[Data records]
%%
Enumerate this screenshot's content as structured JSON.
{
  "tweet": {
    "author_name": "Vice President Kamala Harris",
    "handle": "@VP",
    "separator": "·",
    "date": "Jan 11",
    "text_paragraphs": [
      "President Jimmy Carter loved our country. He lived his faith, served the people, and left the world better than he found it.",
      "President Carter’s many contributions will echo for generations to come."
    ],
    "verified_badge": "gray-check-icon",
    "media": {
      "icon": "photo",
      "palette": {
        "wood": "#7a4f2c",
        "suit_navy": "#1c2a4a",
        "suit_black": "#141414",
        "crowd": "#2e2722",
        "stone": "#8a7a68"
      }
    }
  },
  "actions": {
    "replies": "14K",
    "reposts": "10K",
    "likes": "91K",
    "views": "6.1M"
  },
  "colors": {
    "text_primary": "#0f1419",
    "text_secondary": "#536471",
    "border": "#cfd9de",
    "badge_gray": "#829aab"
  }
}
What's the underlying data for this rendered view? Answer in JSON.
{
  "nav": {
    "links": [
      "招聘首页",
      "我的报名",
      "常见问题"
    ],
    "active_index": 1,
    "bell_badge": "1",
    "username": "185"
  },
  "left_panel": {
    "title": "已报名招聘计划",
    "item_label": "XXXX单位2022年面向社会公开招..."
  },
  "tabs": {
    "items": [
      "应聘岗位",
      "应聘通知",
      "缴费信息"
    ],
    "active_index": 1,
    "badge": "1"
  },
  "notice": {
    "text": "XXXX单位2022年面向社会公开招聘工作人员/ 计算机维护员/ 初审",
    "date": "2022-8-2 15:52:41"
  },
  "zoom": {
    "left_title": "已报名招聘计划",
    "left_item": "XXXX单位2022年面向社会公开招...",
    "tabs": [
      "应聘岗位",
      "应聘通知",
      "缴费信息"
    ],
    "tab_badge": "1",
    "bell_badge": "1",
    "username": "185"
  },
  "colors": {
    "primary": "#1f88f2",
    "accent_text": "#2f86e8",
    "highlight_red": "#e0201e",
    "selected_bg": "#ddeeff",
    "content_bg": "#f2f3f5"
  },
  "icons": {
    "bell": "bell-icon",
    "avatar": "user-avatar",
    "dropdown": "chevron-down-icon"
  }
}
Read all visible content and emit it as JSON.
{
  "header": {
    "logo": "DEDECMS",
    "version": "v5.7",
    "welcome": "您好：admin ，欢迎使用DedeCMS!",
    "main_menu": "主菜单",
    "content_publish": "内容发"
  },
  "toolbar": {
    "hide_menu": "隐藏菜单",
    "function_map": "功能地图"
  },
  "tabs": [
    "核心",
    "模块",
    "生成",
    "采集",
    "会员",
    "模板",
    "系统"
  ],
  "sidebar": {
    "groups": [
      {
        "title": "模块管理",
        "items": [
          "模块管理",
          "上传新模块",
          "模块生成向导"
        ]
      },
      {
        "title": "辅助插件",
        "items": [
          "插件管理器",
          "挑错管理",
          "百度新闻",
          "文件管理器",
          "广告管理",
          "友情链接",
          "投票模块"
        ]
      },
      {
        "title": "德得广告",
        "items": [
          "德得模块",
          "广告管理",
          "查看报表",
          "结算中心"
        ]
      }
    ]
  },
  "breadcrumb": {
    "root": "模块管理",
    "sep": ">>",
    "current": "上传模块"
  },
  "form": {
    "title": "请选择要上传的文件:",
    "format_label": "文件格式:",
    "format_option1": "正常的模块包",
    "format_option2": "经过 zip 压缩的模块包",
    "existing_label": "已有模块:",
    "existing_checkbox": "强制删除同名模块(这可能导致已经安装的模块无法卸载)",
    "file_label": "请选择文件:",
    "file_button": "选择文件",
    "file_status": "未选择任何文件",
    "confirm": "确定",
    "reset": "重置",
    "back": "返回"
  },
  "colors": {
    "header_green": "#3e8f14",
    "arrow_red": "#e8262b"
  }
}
%%
▶ _Exercise objective_
Reproduce the listing shown above in its entirety, exactly.

▶ _Output_
Enumerate this screenshot's content as structured JSON.
{
  "tweet": {
    "author_name": "Vice President Kamala Harris",
    "handle": "@VP",
    "separator": "·",
    "date": "Jan 11",
    "text_paragraphs": [
      "President Jimmy Carter loved our country. He lived his faith, served the people, and left the world better than he found it.",
      "President Carter’s many contributions will echo for generations to come."
    ],
    "verified_badge": "gray-check-icon",
    "media": {
      "icon": "photo",
      "palette": {
        "wood": "#7a4f2c",
        "suit_navy": "#1c2a4a",
        "suit_black": "#141414",
        "crowd": "#2e2722",
        "stone": "#8a7a68"
      }
    }
  },
  "actions": {
    "replies": "14K",
    "reposts": "10K",
    "likes": "91K",
    "views": "6.1M"
  },
  "colors": {
    "text_primary": "#0f1419",
    "text_secondary": "#536471",
    "border": "#cfd9de",
    "badge_gray": "#829aab"
  }
}
What's the underlying data for this rendered view? Answer in JSON.
{
  "nav": {
    "links": [
      "招聘首页",
      "我的报名",
      "常见问题"
    ],
    "active_index": 1,
    "bell_badge": "1",
    "username": "185"
  },
  "left_panel": {
    "title": "已报名招聘计划",
    "item_label": "XXXX单位2022年面向社会公开招..."
  },
  "tabs": {
    "items": [
      "应聘岗位",
      "应聘通知",
      "缴费信息"
    ],
    "active_index": 1,
    "badge": "1"
  },
  "notice": {
    "text": "XXXX单位2022年面向社会公开招聘工作人员/ 计算机维护员/ 初审",
    "date": "2022-8-2 15:52:41"
  },
  "zoom": {
    "left_title": "已报名招聘计划",
    "left_item": "XXXX单位2022年面向社会公开招...",
    "tabs": [
      "应聘岗位",
      "应聘通知",
      "缴费信息"
    ],
    "tab_badge": "1",
    "bell_badge": "1",
    "username": "185"
  },
  "colors": {
    "primary": "#1f88f2",
    "accent_text": "#2f86e8",
    "highlight_red": "#e0201e",
    "selected_bg": "#ddeeff",
    "content_bg": "#f2f3f5"
  },
  "icons": {
    "bell": "bell-icon",
    "avatar": "user-avatar",
    "dropdown": "chevron-down-icon"
  }
}
Read all visible content and emit it as JSON.
{
  "header": {
    "logo": "DEDECMS",
    "version": "v5.7",
    "welcome": "您好：admin ，欢迎使用DedeCMS!",
    "main_menu": "主菜单",
    "content_publish": "内容发"
  },
  "toolbar": {
    "hide_menu": "隐藏菜单",
    "function_map": "功能地图"
  },
  "tabs": [
    "核心",
    "模块",
    "生成",
    "采集",
    "会员",
    "模板",
    "系统"
  ],
  "sidebar": {
    "groups": [
      {
        "title": "模块管理",
        "items": [
          "模块管理",
          "上传新模块",
          "模块生成向导"
        ]
      },
      {
        "title": "辅助插件",
        "items": [
          "插件管理器",
          "挑错管理",
          "百度新闻",
          "文件管理器",
          "广告管理",
          "友情链接",
          "投票模块"
        ]
      },
      {
        "title": "德得广告",
        "items": [
          "德得模块",
          "广告管理",
          "查看报表",
          "结算中心"
        ]
      }
    ]
  },
  "breadcrumb": {
    "root": "模块管理",
    "sep": ">>",
    "current": "上传模块"
  },
  "form": {
    "title": "请选择要上传的文件:",
    "format_label": "文件格式:",
    "format_option1": "正常的模块包",
    "format_option2": "经过 zip 压缩的模块包",
    "existing_label": "已有模块:",
    "existing_checkbox": "强制删除同名模块(这可能导致已经安装的模块无法卸载)",
    "file_label": "请选择文件:",
    "file_button": "选择文件",
    "file_status": "未选择任何文件",
    "confirm": "确定",
    "reset": "重置",
    "back": "返回"
  },
  "colors": {
    "header_green": "#3e8f14",
    "arrow_red": "#e8262b"
  }
}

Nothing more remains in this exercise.